## [Assignment]
Gather up every line from the entries below that uses the word "Treg".

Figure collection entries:
--- START ---

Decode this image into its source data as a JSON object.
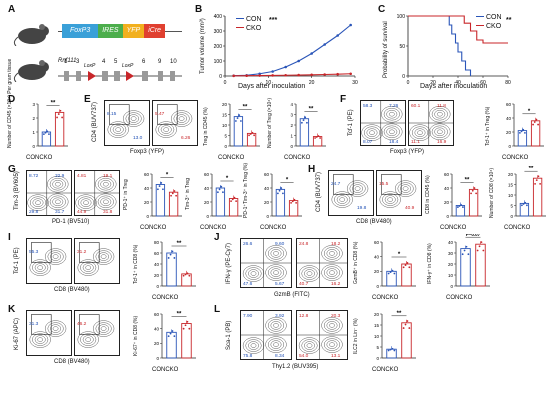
{
  "groups": {
    "con": "CON",
    "cko": "CKO",
    "conko": "CONCKO"
  },
  "colors": {
    "con": "#2a55b8",
    "cko": "#c8262a",
    "foxp3": "#3aa0d8",
    "ires": "#4cae4c",
    "yfp": "#f2b01e",
    "icre": "#e04030"
  },
  "panelA": {
    "letter": "A",
    "construct1": [
      "FoxP3",
      "IRES",
      "YFP",
      "iCre"
    ],
    "gene": "Rnf111",
    "exons_a": [
      "1",
      "3",
      "4",
      "5",
      "6",
      "9",
      "10"
    ],
    "loxp": [
      "LoxP",
      "LoxP"
    ]
  },
  "panelB": {
    "letter": "B",
    "ylabel": "Tumor volume (mm³)",
    "xlabel": "Days after inoculation",
    "yticks": [
      "0",
      "100",
      "200",
      "300",
      "400"
    ],
    "xticks": [
      "0",
      "10",
      "20",
      "30"
    ],
    "sig": "***",
    "legend": [
      "CON",
      "CKO"
    ]
  },
  "panelC": {
    "letter": "C",
    "ylabel": "Probability of survival",
    "xlabel": "Days after inoculation",
    "yticks": [
      "0",
      "50",
      "100"
    ],
    "xticks": [
      "0",
      "20",
      "40",
      "60",
      "80"
    ],
    "sig": "**",
    "legend": [
      "CON",
      "CKO"
    ]
  },
  "panelD": {
    "letter": "D",
    "ylabel": "Number of CD45 (×10⁴) Per gram tissue",
    "yticks": [
      "0",
      "1",
      "2",
      "3"
    ],
    "sig": "**"
  },
  "panelE": {
    "letter": "E",
    "xlabel": "Foxp3 (YFP)",
    "ylabel": "CD4 (BUV737)",
    "con_vals": [
      "8.15",
      "13.0"
    ],
    "cko_vals": [
      "5.47",
      "6.26"
    ],
    "bar1_ylabel": "Treg in CD45 (%)",
    "bar1_ticks": [
      "0",
      "5",
      "10",
      "15",
      "20"
    ],
    "bar1_sig": "**",
    "bar2_ylabel": "Number of Treg (×10⁴)",
    "bar2_ticks": [
      "0",
      "1",
      "2",
      "3",
      "4"
    ],
    "bar2_sig": "**"
  },
  "panelF": {
    "letter": "F",
    "xlabel": "Foxp3 (YFP)",
    "ylabel": "Tcf-1 (PE)",
    "con_vals": [
      "58.3",
      "7.26",
      "8.07",
      "18.4"
    ],
    "cko_vals": [
      "60.1",
      "11.8",
      "11.1",
      "16.9"
    ],
    "bar_ylabel": "Tcf-1⁺ in Treg (%)",
    "bar_ticks": [
      "0",
      "20",
      "40",
      "60"
    ],
    "sig": "*"
  },
  "panelG": {
    "letter": "G",
    "xlabel": "PD-1 (BV510)",
    "ylabel": "Tim-3 (BV605)",
    "con_vals": [
      "8.72",
      "32.9",
      "29.8",
      "31.7"
    ],
    "cko_vals": [
      "4.81",
      "19.1",
      "44.9",
      "31.8"
    ],
    "bar1_ylabel": "PD-1⁺ in Treg",
    "bar1_ticks": [
      "0",
      "20",
      "40",
      "60"
    ],
    "bar1_sig": "*",
    "bar2_ylabel": "Tim-3⁺ in Treg",
    "bar2_ticks": [
      "0",
      "20",
      "40",
      "60"
    ],
    "bar2_sig": "*",
    "bar3_ylabel": "PD-1⁺Tim-3⁺ in Treg (%)",
    "bar3_ticks": [
      "0",
      "20",
      "40",
      "60"
    ],
    "bar3_sig": "*"
  },
  "panelH": {
    "letter": "H",
    "xlabel": "CD8 (BV480)",
    "ylabel": "CD4 (BUV737)",
    "con_vals": [
      "24.7",
      "19.8"
    ],
    "cko_vals": [
      "15.5",
      "40.9"
    ],
    "bar1_ylabel": "CD8 in CD45 (%)",
    "bar1_ticks": [
      "0",
      "20",
      "40",
      "60"
    ],
    "bar1_sig": "**",
    "bar2_ylabel": "Number of CD8 (×10⁴)",
    "bar2_ticks": [
      "0",
      "5",
      "10",
      "15",
      "20"
    ],
    "bar2_sig": "**"
  },
  "panelI": {
    "letter": "I",
    "xlabel": "CD8 (BV480)",
    "ylabel": "Tcf-1 (PE)",
    "con_vals": [
      "55.3"
    ],
    "cko_vals": [
      "31.2"
    ],
    "bar_ylabel": "Tcf-1⁺ in CD8 (%)",
    "bar_ticks": [
      "0",
      "20",
      "40",
      "60",
      "80"
    ],
    "sig": "**"
  },
  "panelJ": {
    "letter": "J",
    "xlabel": "GzmB (FITC)",
    "ylabel": "IFN-γ (PE-Cy7)",
    "con_vals": [
      "26.6",
      "9.60",
      "47.6",
      "5.67"
    ],
    "cko_vals": [
      "24.8",
      "18.2",
      "40.7",
      "16.2"
    ],
    "bar1_ylabel": "GzmB⁺ in CD8 (%)",
    "bar1_ticks": [
      "0",
      "20",
      "40",
      "60"
    ],
    "bar1_sig": "*",
    "bar2_ylabel": "IFN-γ⁺ in CD8 (%)",
    "bar2_ticks": [
      "0",
      "10",
      "20",
      "30",
      "40"
    ],
    "bar2_sig": "P=0.07"
  },
  "panelK": {
    "letter": "K",
    "xlabel": "CD8 (BV480)",
    "ylabel": "Ki-67 (APC)",
    "con_vals": [
      "31.3"
    ],
    "cko_vals": [
      "46.2"
    ],
    "bar_ylabel": "Ki-67⁺ in CD8 (%)",
    "bar_ticks": [
      "0",
      "20",
      "40",
      "60"
    ],
    "sig": "**"
  },
  "panelL": {
    "letter": "L",
    "xlabel": "Thy1.2 (BUV395)",
    "ylabel": "Sca-1 (PB)",
    "con_vals": [
      "7.90",
      "3.92",
      "75.8",
      "8.34"
    ],
    "cko_vals": [
      "12.8",
      "20.3",
      "54.0",
      "13.1"
    ],
    "bar_ylabel": "ILC2 in Lin⁻ (%)",
    "bar_ticks": [
      "0",
      "5",
      "10",
      "15",
      "20"
    ],
    "sig": "**"
  },
  "chart_data": [
    {
      "type": "line",
      "title": "",
      "xlabel": "Days after inoculation",
      "ylabel": "Tumor volume (mm³)",
      "ylim": [
        0,
        400
      ],
      "xlim": [
        0,
        30
      ],
      "series": [
        {
          "name": "CON",
          "x": [
            2,
            5,
            8,
            11,
            14,
            17,
            20,
            23,
            26,
            29
          ],
          "y": [
            2,
            5,
            15,
            30,
            60,
            100,
            150,
            210,
            270,
            340
          ]
        },
        {
          "name": "CKO",
          "x": [
            2,
            5,
            8,
            11,
            14,
            17,
            20,
            23,
            26,
            29
          ],
          "y": [
            1,
            2,
            3,
            4,
            5,
            6,
            8,
            10,
            12,
            15
          ]
        }
      ]
    },
    {
      "type": "line",
      "title": "",
      "xlabel": "Days after inoculation",
      "ylabel": "Probability of survival",
      "ylim": [
        0,
        100
      ],
      "xlim": [
        0,
        80
      ],
      "series": [
        {
          "name": "CON",
          "x": [
            0,
            30,
            33,
            35,
            38,
            40,
            43,
            46,
            50
          ],
          "y": [
            100,
            100,
            85,
            70,
            55,
            40,
            25,
            10,
            0
          ]
        },
        {
          "name": "CKO",
          "x": [
            0,
            40,
            45,
            50,
            55,
            60,
            70,
            80
          ],
          "y": [
            100,
            100,
            88,
            75,
            60,
            55,
            55,
            55
          ]
        }
      ]
    },
    {
      "type": "bar",
      "categories": [
        "CON",
        "CKO"
      ],
      "values": [
        1.0,
        2.4
      ],
      "ylabel": "Number of CD45 (×10⁴) Per gram tissue",
      "ylim": [
        0,
        3
      ]
    },
    {
      "type": "bar",
      "categories": [
        "CON",
        "CKO"
      ],
      "values": [
        14,
        6
      ],
      "ylabel": "Treg in CD45 (%)",
      "ylim": [
        0,
        20
      ]
    },
    {
      "type": "bar",
      "categories": [
        "CON",
        "CKO"
      ],
      "values": [
        2.6,
        0.9
      ],
      "ylabel": "Number of Treg (×10⁴)",
      "ylim": [
        0,
        4
      ]
    },
    {
      "type": "bar",
      "categories": [
        "CON",
        "CKO"
      ],
      "values": [
        22,
        36
      ],
      "ylabel": "Tcf-1⁺ in Treg (%)",
      "ylim": [
        0,
        60
      ]
    },
    {
      "type": "bar",
      "categories": [
        "CON",
        "CKO"
      ],
      "values": [
        45,
        34
      ],
      "ylabel": "PD-1⁺ in Treg",
      "ylim": [
        0,
        60
      ]
    },
    {
      "type": "bar",
      "categories": [
        "CON",
        "CKO"
      ],
      "values": [
        40,
        25
      ],
      "ylabel": "Tim-3⁺ in Treg",
      "ylim": [
        0,
        60
      ]
    },
    {
      "type": "bar",
      "categories": [
        "CON",
        "CKO"
      ],
      "values": [
        38,
        22
      ],
      "ylabel": "PD-1⁺Tim-3⁺ in Treg (%)",
      "ylim": [
        0,
        60
      ]
    },
    {
      "type": "bar",
      "categories": [
        "CON",
        "CKO"
      ],
      "values": [
        15,
        38
      ],
      "ylabel": "CD8 in CD45 (%)",
      "ylim": [
        0,
        60
      ]
    },
    {
      "type": "bar",
      "categories": [
        "CON",
        "CKO"
      ],
      "values": [
        6,
        18
      ],
      "ylabel": "Number of CD8 (×10⁴)",
      "ylim": [
        0,
        20
      ]
    },
    {
      "type": "bar",
      "categories": [
        "CON",
        "CKO"
      ],
      "values": [
        60,
        22
      ],
      "ylabel": "Tcf-1⁺ in CD8 (%)",
      "ylim": [
        0,
        80
      ]
    },
    {
      "type": "bar",
      "categories": [
        "CON",
        "CKO"
      ],
      "values": [
        20,
        30
      ],
      "ylabel": "GzmB⁺ in CD8 (%)",
      "ylim": [
        0,
        60
      ]
    },
    {
      "type": "bar",
      "categories": [
        "CON",
        "CKO"
      ],
      "values": [
        34,
        38
      ],
      "ylabel": "IFN-γ⁺ in CD8 (%)",
      "ylim": [
        0,
        40
      ]
    },
    {
      "type": "bar",
      "categories": [
        "CON",
        "CKO"
      ],
      "values": [
        35,
        47
      ],
      "ylabel": "Ki-67⁺ in CD8 (%)",
      "ylim": [
        0,
        60
      ]
    },
    {
      "type": "bar",
      "categories": [
        "CON",
        "CKO"
      ],
      "values": [
        4,
        16
      ],
      "ylabel": "ILC2 in Lin⁻ (%)",
      "ylim": [
        0,
        20
      ]
    }
  ]
}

--- END ---

## [Response]
    "bar1_ylabel": "Treg in CD45 (%)",
    "bar2_ylabel": "Number of Treg (×10⁴)",
    "bar_ylabel": "Tcf-1⁺ in Treg (%)",
    "bar1_ylabel": "PD-1⁺ in Treg",
    "bar2_ylabel": "Tim-3⁺ in Treg",
    "bar3_ylabel": "PD-1⁺Tim-3⁺ in Treg (%)",
      "ylabel": "Treg in CD45 (%)",
      "ylabel": "Number of Treg (×10⁴)",
      "ylabel": "Tcf-1⁺ in Treg (%)",
      "ylabel": "PD-1⁺ in Treg",
      "ylabel": "Tim-3⁺ in Treg",
      "ylabel": "PD-1⁺Tim-3⁺ in Treg (%)",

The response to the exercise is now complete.